— Given information —
☆ ☆ ☆ ☆ ☆

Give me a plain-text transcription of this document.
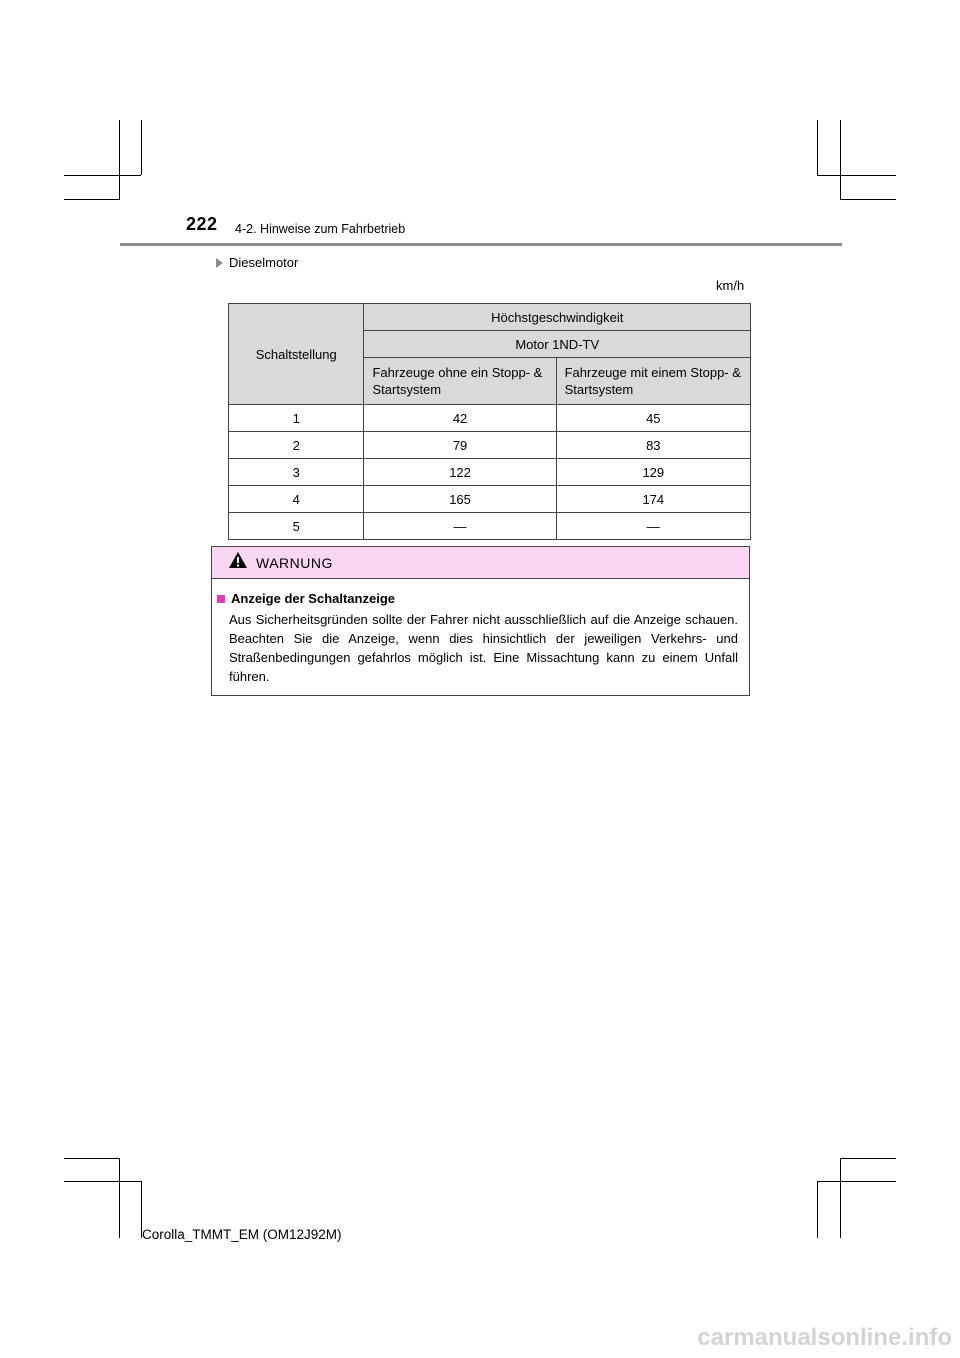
222 4-2. Hinweise zum Fahrbetrieb
Dieselmotor
km/h
Schaltstellung	Höchstgeschwindigkeit	
	Motor 1ND-TV	
	Fahrzeuge ohne ein Stopp- & Startsystem	Fahrzeuge mit einem Stopp- & Startsystem
1	42	45
2	79	83
3	122	129
4	165	174
5	—	—
WARNUNG
Anzeige der Schaltanzeige

Aus Sicherheitsgründen sollte der Fahrer nicht ausschließlich auf die Anzeige schauen. Beachten Sie die Anzeige, wenn dies hinsichtlich der jeweiligen Verkehrs- und Straßenbedingungen gefahrlos möglich ist. Eine Missachtung kann zu einem Unfall führen.

Corolla_TMMT_EM (OM12J92M)
carmanualsonline.info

☆ ☆ ☆ ☆ ☆

Write the full listing out again with every line unchanged, but include no pictures.

Give me a plain-text transcription of this document.
222 4-2. Hinweise zum Fahrbetrieb
Dieselmotor
km/h
Schaltstellung	Höchstgeschwindigkeit	
	Motor 1ND-TV	
	Fahrzeuge ohne ein Stopp- & Startsystem	Fahrzeuge mit einem Stopp- & Startsystem
1	42	45
2	79	83
3	122	129
4	165	174
5	—	—
WARNUNG
Anzeige der Schaltanzeige

Aus Sicherheitsgründen sollte der Fahrer nicht ausschließlich auf die Anzeige schauen. Beachten Sie die Anzeige, wenn dies hinsichtlich der jeweiligen Verkehrs- und Straßenbedingungen gefahrlos möglich ist. Eine Missachtung kann zu einem Unfall führen.

Corolla_TMMT_EM (OM12J92M)
carmanualsonline.info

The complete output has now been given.